Aim: Count how many lines hold the word "allowed" and give that number as the whole answer.

Dataset entries:
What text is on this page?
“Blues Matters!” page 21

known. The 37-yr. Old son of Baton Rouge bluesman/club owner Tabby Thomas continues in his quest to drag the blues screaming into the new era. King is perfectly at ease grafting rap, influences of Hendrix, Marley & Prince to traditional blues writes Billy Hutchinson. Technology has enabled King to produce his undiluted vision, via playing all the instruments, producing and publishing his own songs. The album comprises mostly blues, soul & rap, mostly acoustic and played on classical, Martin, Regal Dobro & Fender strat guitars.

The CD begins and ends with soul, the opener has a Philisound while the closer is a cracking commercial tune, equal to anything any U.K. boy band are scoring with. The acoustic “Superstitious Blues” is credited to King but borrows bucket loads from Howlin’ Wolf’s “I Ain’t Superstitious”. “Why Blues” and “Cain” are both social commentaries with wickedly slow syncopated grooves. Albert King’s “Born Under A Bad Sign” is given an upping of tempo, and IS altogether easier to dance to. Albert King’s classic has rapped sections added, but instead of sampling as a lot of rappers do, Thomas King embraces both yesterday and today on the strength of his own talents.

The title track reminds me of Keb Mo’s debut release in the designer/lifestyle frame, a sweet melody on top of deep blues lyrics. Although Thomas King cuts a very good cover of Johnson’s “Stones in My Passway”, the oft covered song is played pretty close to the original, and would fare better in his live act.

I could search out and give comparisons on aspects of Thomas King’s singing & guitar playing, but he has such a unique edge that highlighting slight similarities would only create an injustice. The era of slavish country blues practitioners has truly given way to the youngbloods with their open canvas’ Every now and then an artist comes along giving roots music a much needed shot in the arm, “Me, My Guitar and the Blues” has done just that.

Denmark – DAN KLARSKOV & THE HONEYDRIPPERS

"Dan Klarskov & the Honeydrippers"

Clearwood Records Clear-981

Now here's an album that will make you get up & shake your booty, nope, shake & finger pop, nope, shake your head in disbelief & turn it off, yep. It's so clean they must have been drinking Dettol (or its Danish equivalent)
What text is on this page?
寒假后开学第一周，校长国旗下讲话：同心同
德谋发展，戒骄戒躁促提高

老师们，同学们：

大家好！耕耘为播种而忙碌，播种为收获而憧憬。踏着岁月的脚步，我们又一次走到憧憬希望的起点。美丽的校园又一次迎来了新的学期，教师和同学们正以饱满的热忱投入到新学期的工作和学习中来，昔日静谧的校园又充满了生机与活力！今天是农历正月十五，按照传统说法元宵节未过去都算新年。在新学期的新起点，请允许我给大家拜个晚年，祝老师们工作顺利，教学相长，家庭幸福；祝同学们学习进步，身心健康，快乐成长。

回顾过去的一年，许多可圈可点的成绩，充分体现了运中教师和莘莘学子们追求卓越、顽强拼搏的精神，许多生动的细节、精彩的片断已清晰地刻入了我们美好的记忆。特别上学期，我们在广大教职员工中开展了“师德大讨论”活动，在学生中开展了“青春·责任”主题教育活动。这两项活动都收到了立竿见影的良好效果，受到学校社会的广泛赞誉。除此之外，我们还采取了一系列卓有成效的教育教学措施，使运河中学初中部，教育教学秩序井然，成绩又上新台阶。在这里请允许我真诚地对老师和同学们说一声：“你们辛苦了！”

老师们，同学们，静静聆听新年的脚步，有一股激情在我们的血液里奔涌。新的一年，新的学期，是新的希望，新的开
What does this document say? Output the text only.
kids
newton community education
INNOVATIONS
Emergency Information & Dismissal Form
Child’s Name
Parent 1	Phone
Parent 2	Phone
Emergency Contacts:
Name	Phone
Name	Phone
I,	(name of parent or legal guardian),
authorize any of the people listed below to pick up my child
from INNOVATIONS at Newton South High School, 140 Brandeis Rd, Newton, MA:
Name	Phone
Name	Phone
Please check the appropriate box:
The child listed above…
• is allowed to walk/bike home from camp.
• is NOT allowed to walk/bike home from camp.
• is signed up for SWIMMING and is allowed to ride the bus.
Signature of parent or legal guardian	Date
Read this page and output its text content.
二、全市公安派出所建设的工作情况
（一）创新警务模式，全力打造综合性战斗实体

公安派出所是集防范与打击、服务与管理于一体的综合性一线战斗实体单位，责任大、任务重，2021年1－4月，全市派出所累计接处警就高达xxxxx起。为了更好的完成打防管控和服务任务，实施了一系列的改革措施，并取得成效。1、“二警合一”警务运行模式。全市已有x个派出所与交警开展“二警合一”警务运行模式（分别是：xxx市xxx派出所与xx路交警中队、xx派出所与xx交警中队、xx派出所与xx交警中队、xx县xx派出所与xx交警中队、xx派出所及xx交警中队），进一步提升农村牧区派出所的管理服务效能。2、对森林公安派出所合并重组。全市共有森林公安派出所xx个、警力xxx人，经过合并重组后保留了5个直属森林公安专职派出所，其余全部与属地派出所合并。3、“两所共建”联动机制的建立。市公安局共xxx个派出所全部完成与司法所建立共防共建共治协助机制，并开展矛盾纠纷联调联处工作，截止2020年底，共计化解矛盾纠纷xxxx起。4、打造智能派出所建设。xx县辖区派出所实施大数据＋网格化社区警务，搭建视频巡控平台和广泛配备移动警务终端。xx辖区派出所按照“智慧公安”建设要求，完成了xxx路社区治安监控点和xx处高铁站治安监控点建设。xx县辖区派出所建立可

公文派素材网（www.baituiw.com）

Answer to the problem: 3